Saved entries:

* * * * * * *

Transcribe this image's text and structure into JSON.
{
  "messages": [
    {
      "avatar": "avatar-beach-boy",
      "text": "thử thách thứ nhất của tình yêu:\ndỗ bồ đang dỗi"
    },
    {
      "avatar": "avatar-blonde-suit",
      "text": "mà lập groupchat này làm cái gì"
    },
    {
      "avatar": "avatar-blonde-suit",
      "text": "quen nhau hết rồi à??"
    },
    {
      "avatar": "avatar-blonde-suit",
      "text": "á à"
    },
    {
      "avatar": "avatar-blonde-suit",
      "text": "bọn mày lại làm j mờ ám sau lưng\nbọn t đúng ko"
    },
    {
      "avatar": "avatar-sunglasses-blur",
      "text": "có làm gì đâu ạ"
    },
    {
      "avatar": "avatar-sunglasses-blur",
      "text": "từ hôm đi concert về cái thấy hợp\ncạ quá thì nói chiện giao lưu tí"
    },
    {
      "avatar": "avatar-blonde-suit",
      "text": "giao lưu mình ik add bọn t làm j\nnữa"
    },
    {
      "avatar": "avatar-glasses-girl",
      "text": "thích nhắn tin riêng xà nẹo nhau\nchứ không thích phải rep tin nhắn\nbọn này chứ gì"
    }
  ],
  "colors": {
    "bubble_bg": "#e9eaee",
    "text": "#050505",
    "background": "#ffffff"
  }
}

* * * * * * *

What is being asked:
From the records above, extract every entry exactly as given.

Exercise response:
Transcribe this image's text and structure into JSON.
{
  "messages": [
    {
      "avatar": "avatar-beach-boy",
      "text": "thử thách thứ nhất của tình yêu:\ndỗ bồ đang dỗi"
    },
    {
      "avatar": "avatar-blonde-suit",
      "text": "mà lập groupchat này làm cái gì"
    },
    {
      "avatar": "avatar-blonde-suit",
      "text": "quen nhau hết rồi à??"
    },
    {
      "avatar": "avatar-blonde-suit",
      "text": "á à"
    },
    {
      "avatar": "avatar-blonde-suit",
      "text": "bọn mày lại làm j mờ ám sau lưng\nbọn t đúng ko"
    },
    {
      "avatar": "avatar-sunglasses-blur",
      "text": "có làm gì đâu ạ"
    },
    {
      "avatar": "avatar-sunglasses-blur",
      "text": "từ hôm đi concert về cái thấy hợp\ncạ quá thì nói chiện giao lưu tí"
    },
    {
      "avatar": "avatar-blonde-suit",
      "text": "giao lưu mình ik add bọn t làm j\nnữa"
    },
    {
      "avatar": "avatar-glasses-girl",
      "text": "thích nhắn tin riêng xà nẹo nhau\nchứ không thích phải rep tin nhắn\nbọn này chứ gì"
    }
  ],
  "colors": {
    "bubble_bg": "#e9eaee",
    "text": "#050505",
    "background": "#ffffff"
  }
}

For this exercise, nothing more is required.